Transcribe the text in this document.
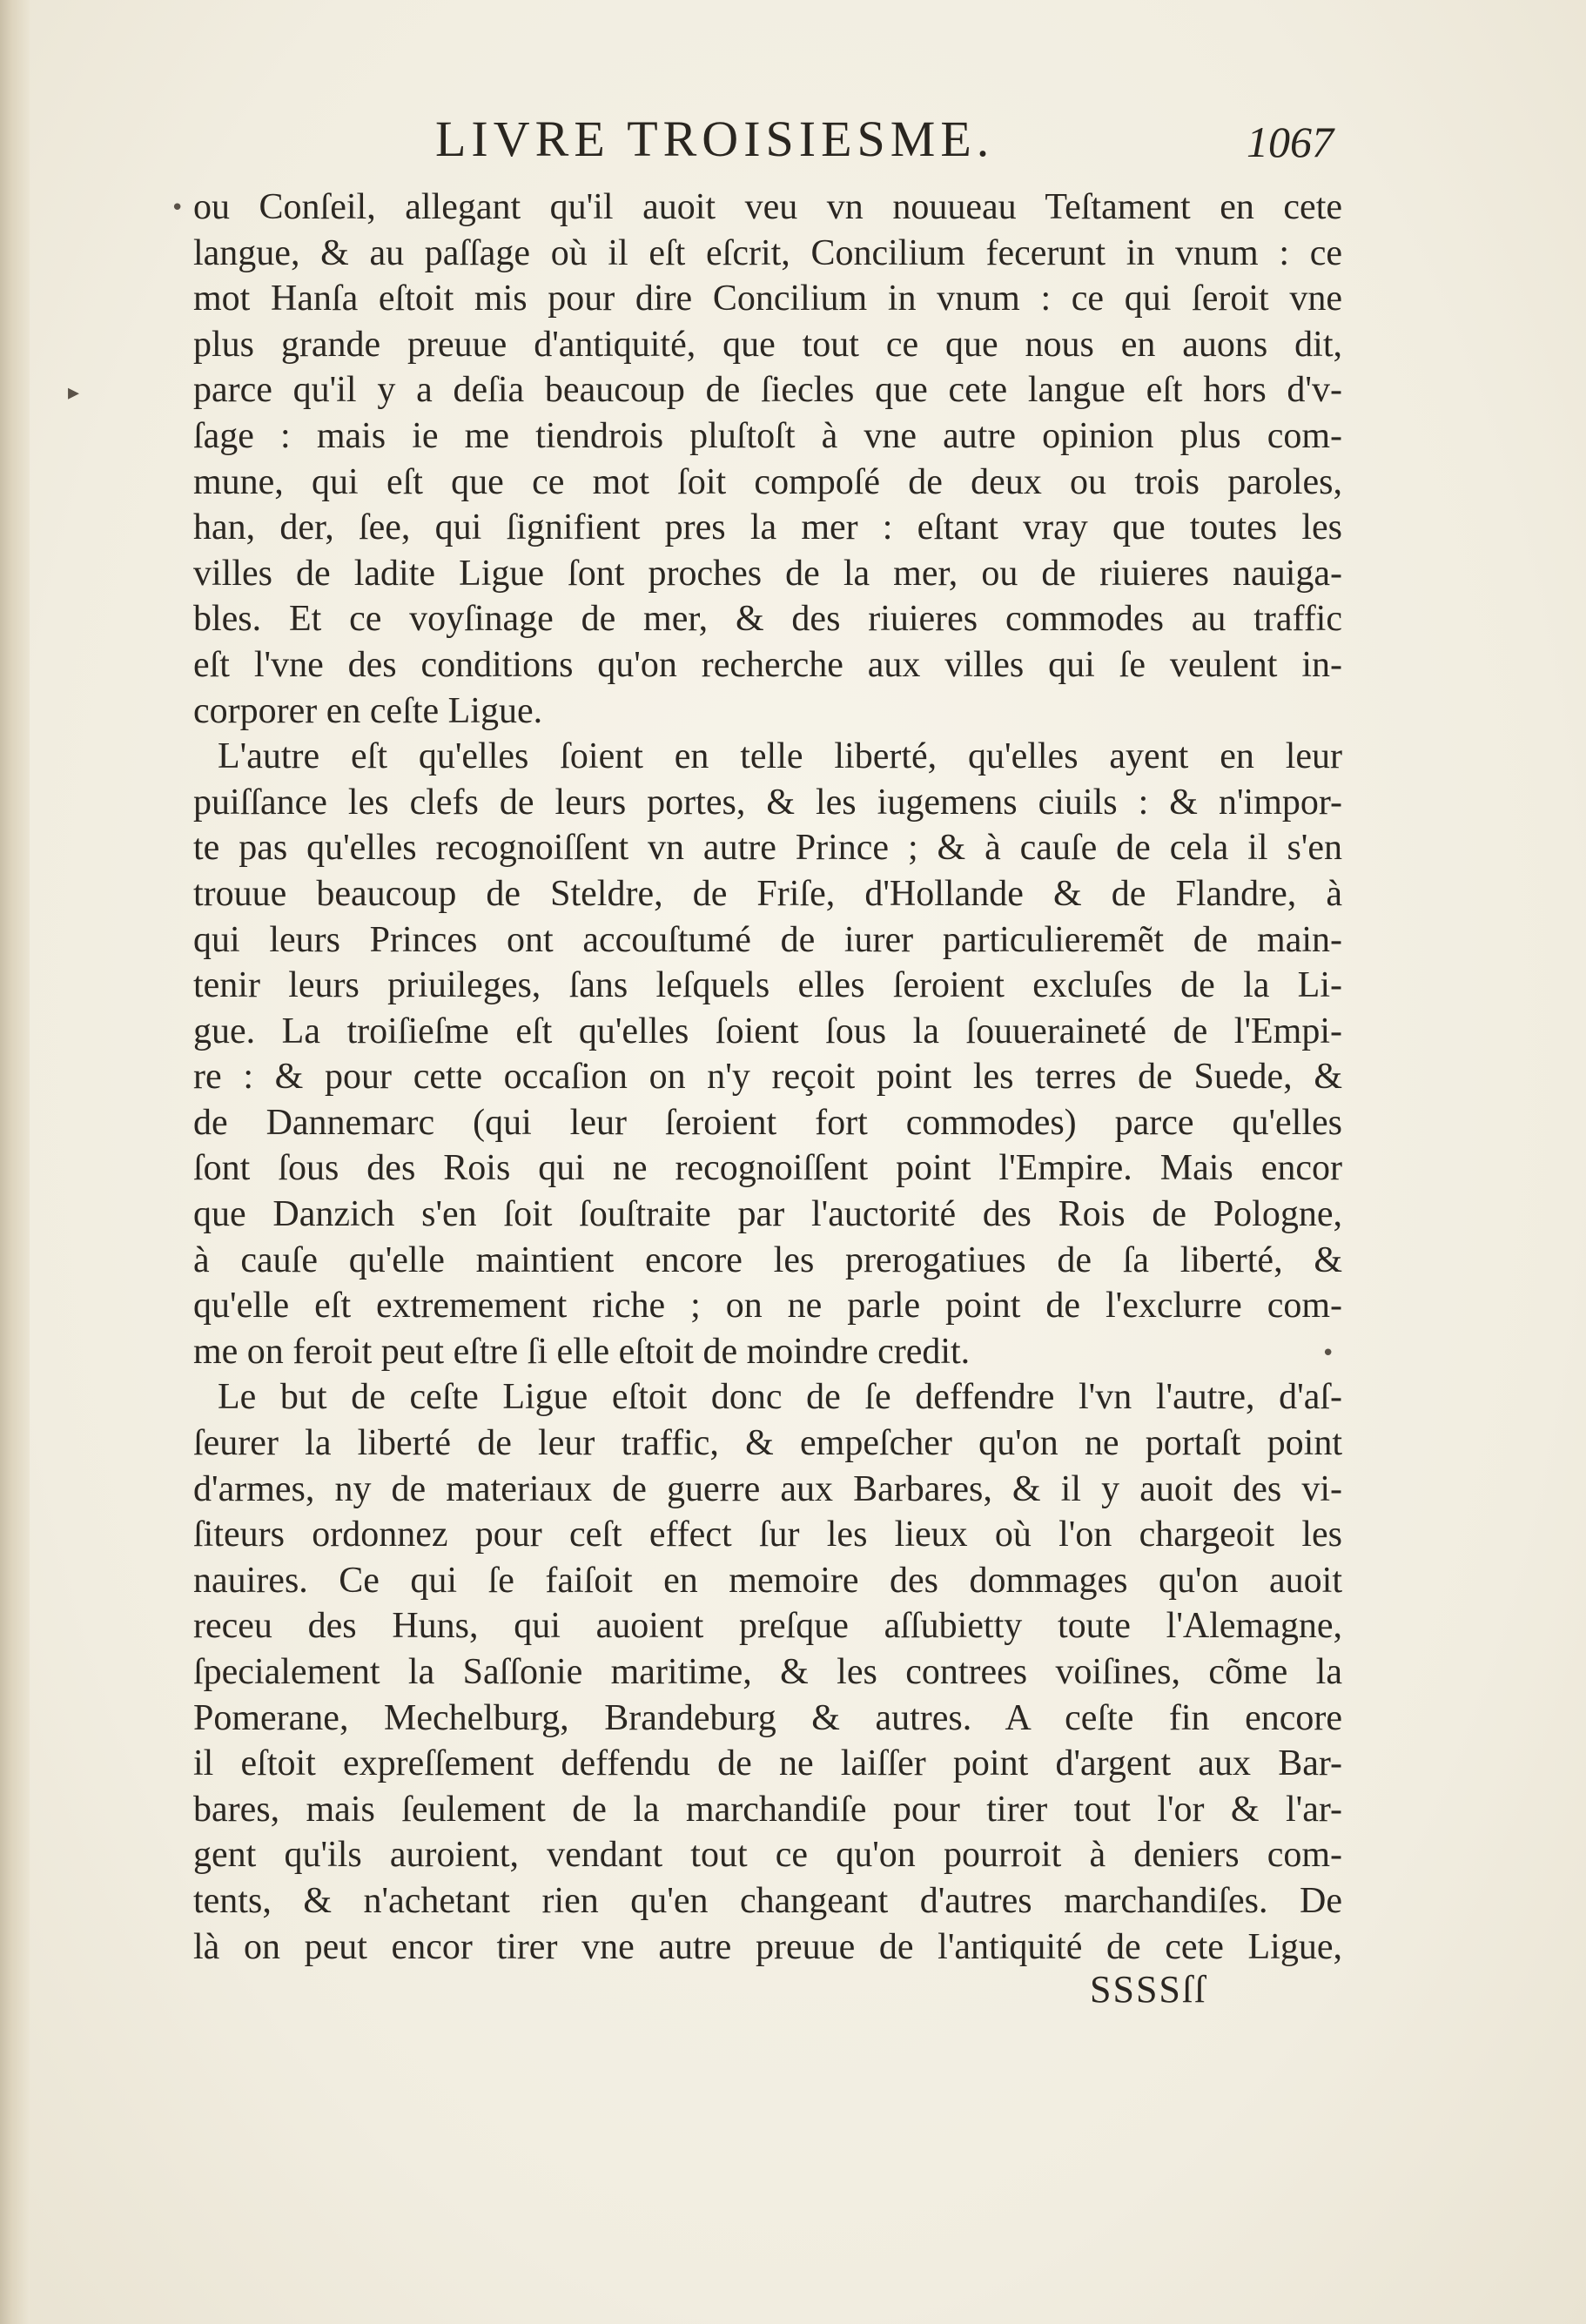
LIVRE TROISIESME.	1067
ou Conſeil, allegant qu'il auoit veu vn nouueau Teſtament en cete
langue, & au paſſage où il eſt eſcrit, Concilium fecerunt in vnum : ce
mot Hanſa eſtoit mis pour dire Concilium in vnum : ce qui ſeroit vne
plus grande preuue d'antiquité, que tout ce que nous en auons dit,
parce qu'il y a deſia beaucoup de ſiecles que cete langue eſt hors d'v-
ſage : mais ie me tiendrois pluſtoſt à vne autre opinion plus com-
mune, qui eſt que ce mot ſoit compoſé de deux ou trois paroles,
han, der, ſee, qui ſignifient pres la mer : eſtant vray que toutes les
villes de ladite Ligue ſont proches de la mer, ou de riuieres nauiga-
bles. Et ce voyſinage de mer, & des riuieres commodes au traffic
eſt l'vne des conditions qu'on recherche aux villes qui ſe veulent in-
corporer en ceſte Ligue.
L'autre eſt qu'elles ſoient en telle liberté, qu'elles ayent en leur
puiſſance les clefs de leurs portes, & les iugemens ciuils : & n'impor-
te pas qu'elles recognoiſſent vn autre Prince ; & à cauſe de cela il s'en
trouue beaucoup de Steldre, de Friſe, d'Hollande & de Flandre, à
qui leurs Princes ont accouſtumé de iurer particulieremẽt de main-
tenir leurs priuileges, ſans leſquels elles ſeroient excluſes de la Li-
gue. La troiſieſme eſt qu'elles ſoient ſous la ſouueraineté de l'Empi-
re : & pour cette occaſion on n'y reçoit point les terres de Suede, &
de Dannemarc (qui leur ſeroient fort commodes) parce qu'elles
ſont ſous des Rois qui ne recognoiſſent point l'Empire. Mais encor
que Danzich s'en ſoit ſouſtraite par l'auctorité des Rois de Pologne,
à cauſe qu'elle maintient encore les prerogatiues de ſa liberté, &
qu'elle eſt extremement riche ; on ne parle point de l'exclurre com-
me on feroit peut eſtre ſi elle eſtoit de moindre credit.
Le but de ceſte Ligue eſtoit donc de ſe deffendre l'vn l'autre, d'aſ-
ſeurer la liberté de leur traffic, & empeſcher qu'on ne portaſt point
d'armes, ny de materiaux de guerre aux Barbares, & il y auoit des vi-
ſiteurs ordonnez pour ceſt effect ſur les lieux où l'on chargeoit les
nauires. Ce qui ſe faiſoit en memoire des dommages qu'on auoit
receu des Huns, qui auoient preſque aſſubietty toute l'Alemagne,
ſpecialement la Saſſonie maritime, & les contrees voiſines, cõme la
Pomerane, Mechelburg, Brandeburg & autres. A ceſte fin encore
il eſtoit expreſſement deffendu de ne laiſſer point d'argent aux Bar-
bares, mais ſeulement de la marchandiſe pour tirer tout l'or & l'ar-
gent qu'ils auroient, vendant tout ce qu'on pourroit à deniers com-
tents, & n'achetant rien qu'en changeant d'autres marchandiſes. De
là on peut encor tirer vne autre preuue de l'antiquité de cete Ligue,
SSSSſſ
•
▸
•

--

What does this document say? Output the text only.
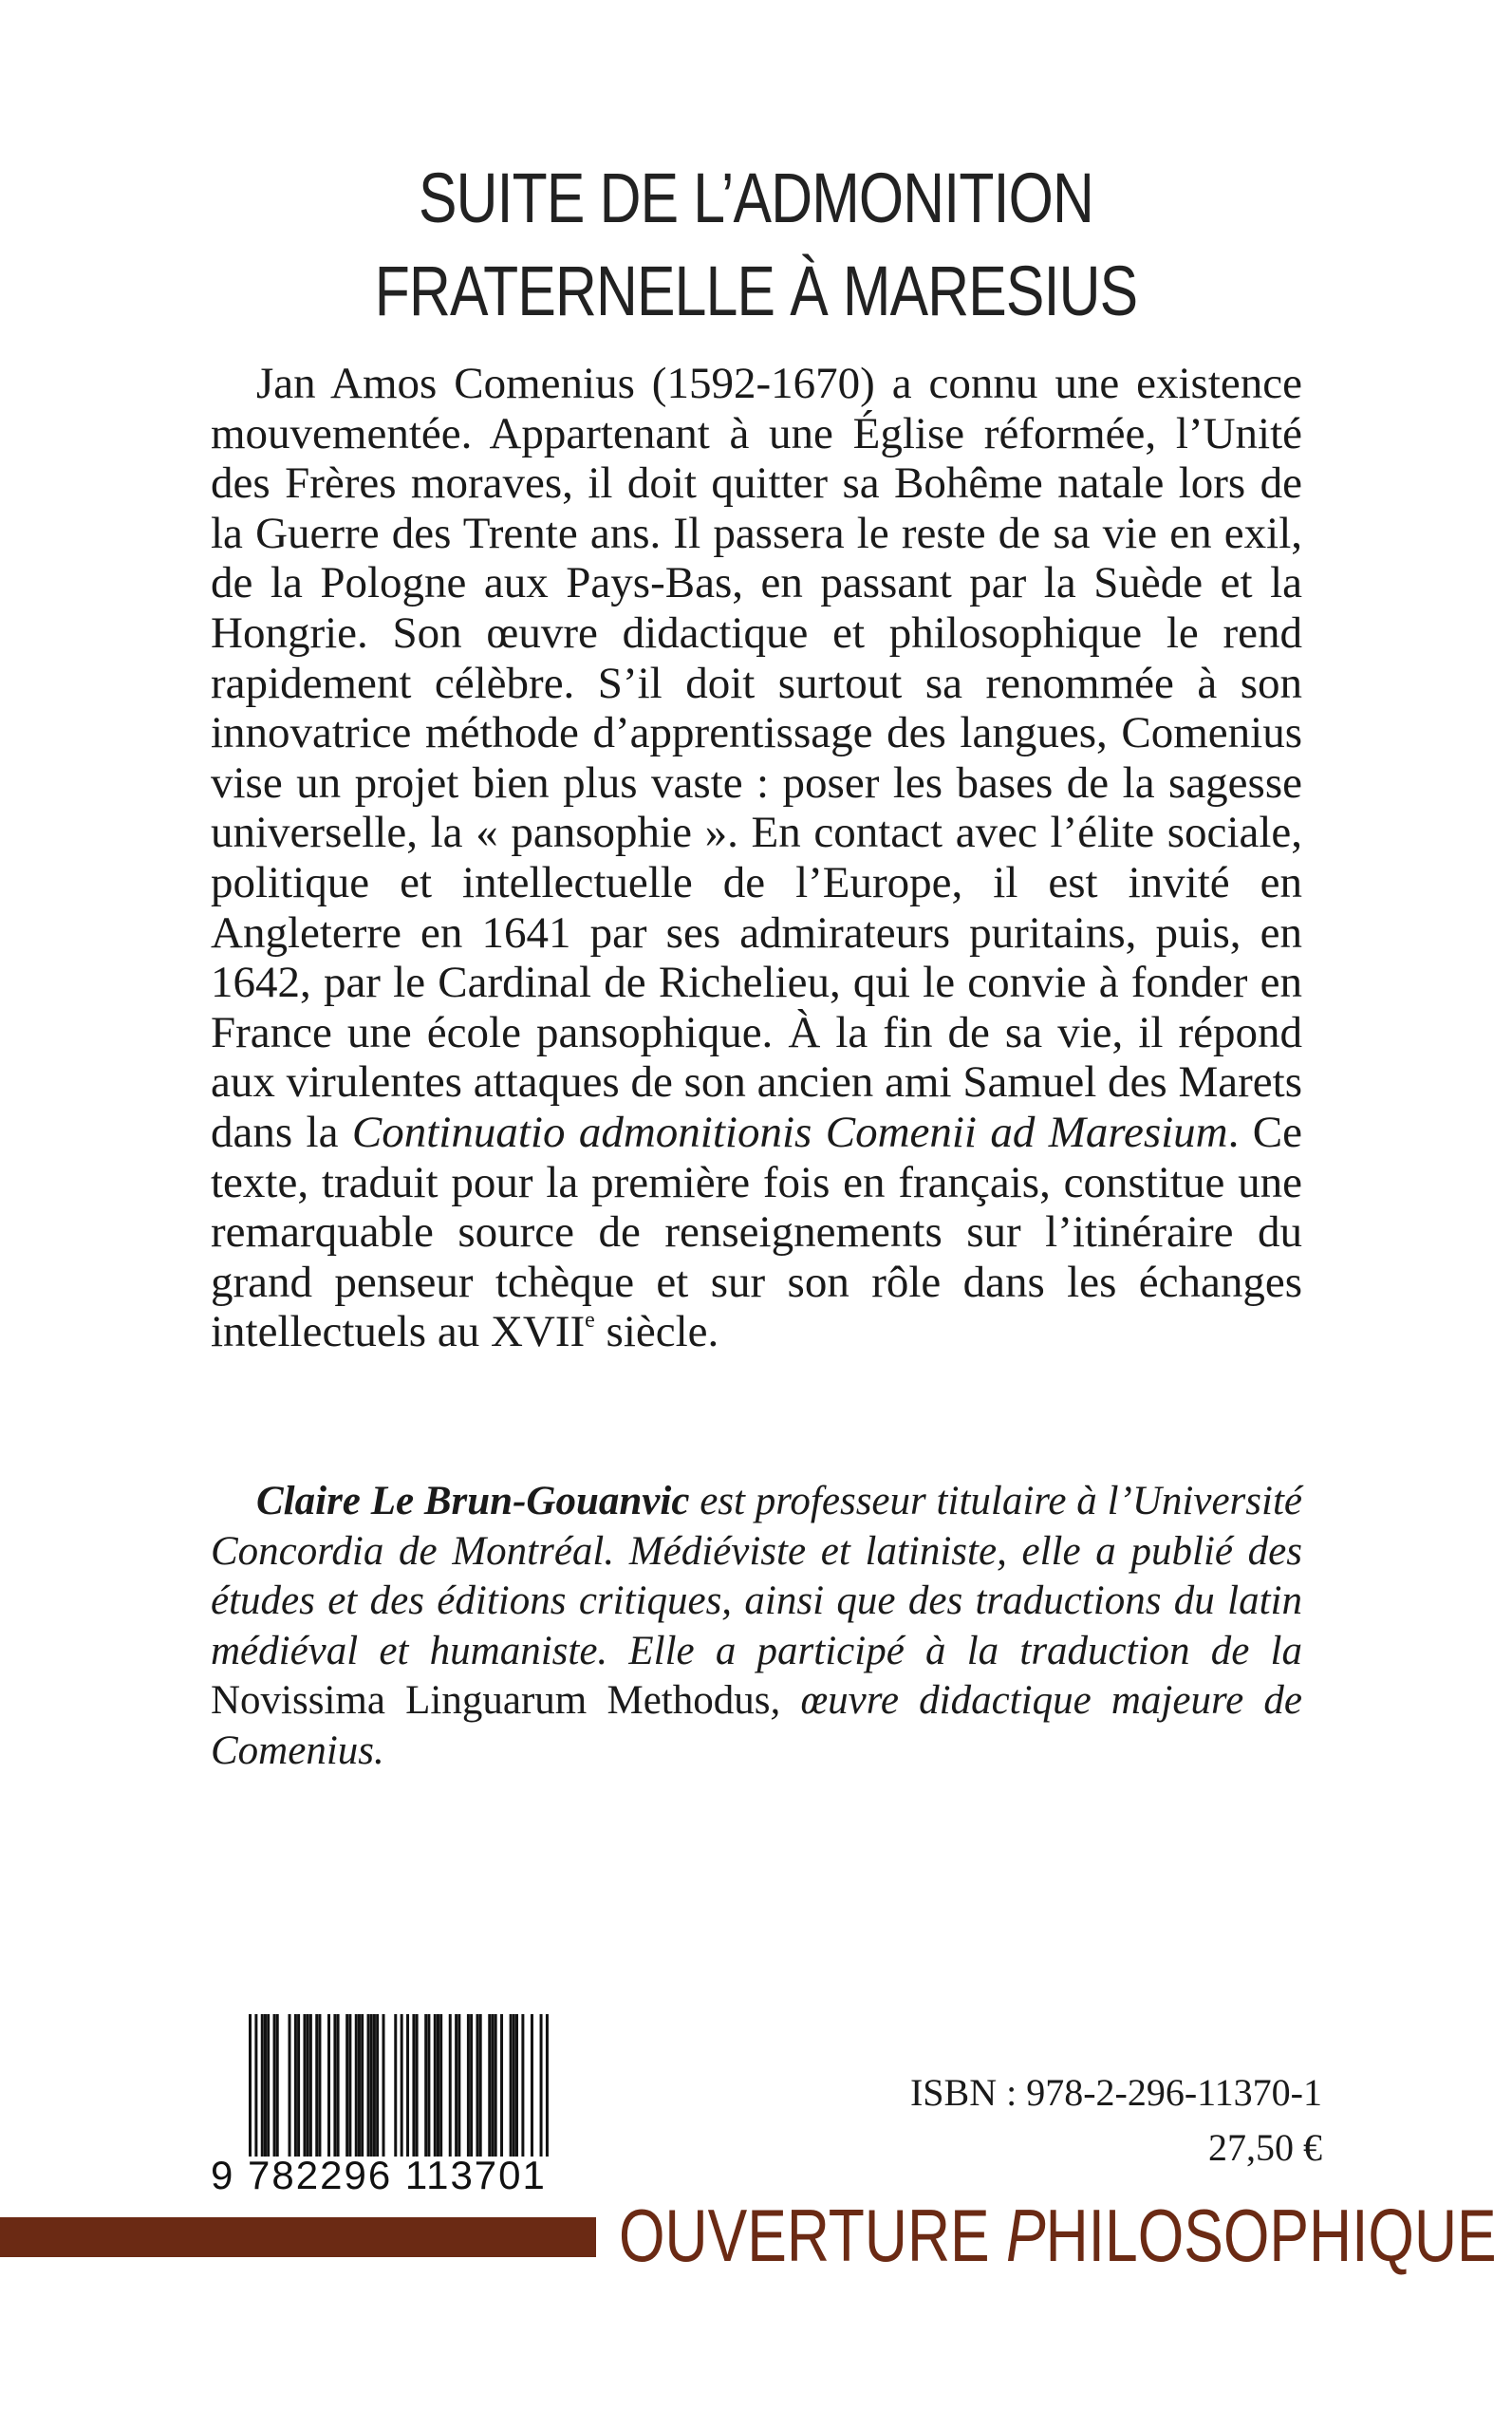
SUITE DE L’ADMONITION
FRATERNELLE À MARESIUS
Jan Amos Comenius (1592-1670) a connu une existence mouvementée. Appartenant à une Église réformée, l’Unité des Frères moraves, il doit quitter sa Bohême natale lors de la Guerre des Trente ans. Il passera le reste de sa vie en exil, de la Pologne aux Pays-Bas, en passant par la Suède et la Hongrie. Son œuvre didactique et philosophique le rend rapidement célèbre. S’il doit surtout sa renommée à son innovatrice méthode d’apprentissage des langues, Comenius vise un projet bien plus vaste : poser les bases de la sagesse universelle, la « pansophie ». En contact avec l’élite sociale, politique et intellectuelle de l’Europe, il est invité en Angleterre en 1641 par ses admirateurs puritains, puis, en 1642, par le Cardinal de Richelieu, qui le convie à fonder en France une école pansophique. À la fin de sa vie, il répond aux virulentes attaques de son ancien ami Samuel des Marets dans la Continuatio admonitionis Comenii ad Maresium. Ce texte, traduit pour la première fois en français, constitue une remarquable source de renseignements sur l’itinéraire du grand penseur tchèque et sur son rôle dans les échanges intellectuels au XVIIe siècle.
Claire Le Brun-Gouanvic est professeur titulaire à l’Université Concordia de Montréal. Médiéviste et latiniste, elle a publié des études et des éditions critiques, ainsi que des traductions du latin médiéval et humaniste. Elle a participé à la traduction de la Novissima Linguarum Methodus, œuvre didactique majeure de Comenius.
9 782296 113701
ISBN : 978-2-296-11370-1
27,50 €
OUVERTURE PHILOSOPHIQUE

...

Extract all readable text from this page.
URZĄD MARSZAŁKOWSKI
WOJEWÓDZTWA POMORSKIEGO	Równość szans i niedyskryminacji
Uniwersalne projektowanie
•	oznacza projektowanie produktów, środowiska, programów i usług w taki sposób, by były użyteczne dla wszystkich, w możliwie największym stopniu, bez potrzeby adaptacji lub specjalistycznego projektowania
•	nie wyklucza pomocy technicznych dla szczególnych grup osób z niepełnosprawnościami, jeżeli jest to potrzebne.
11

### Job
Gather each line from the listing above that holds "liberté".

### The response
L'autre eſt qu'elles ſoient en telle liberté, qu'elles ayent en leur
à cauſe qu'elle maintient encore les prerogatiues de ſa liberté, &
ſeurer la liberté de leur traffic, & empeſcher qu'on ne portaſt point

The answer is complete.